The Favourite Is the Year's Funniest, Most Complex Film

Filmmaker Yorgos Lanthimos and writer Tony McNamara tell GQ about assembling the best cast of 2018.

That The Favourite is one of the best-reviewed films of the year comes as no surprise, considering it's directed by living legend Yorgos Lanthimos, known for his recent hits The Lobster and The Killing of a Sacred Deer (not to mention his 2009 masterpiece Dogtooth). He is a filmmaker who does not compromise his vision, creating utterly unique, unsettling, and mostly unexplained realities for his characters to inhabit. People talk differently and behave differently in a Lanthimos film.

Related Video: 'The Favourite' Trailer

It's a surprise then that he chose to direct The Favourite, the first film in his repertoire that he did not conceive from scratch. Instead, its screenplay is by Deborah Davis which was then extensively worked on by Lanthimos and Australian screenwriter Tony McNamara. It's a story that studies a late period in the reign of the very real Queen Anne (played here by the genius Olivia Colman) and her relationships with two women vying to be her "favourite," Sarah Churchill (Rachel Weisz) and later Abigail Masham (Emma Stone). There's backstabbing, tantrums, and some seriously underhanded shit pulled off by each woman in this love (?) triangle, but all of it's understandable, and deeply watchable.

# Supplied information
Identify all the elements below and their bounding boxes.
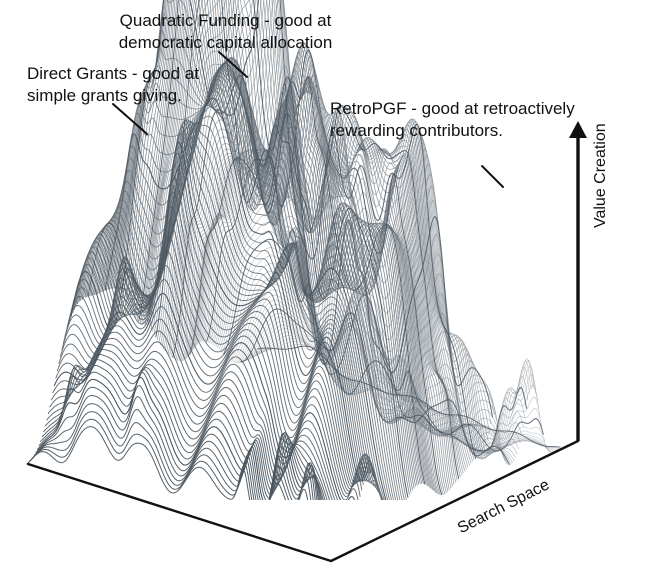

# Work to complete
Extend the article about The Favourite, picking up after its last sentence.

# Written answer
GQ spoke with both Lanthimos and McNamara ahead of the film's release about how they felt they could tell a story centered entirely around three powerful, conflicted woman, casting the childish and occasionally imperious Anne, and the assertions that this is Lanthimos's most "accessible" movie yet.


GQ: Yorgos, this is the first film you've directed that you didn't write. What made you want to tell this story?

Yorgos Lanthimos: When I first read the original screenplay, I was immediately intrigued because it was three female leads, which you rarely see, and of course an opportunity to create these really complex female characters. It's an intimate story about these three women, but at the same time, it affected the fate of the whole world, the fate of a country, the fate of a war. Also, I've never made a period film.

I knew that I would have to work on the script and make it the kind of film that I would be interested in making. During that process, we searched for a writer with the right voice and after reading loads of playwrights and screenwriters, we found Tony in Australia and we started working on it for many years. It took us six, seven years in order to get the script where we wanted. We were doing other things, of course, in between. It was the longest I've worked on a project, on a script, and the longest development time I've taken, so it felt really much our own thing by the end of it.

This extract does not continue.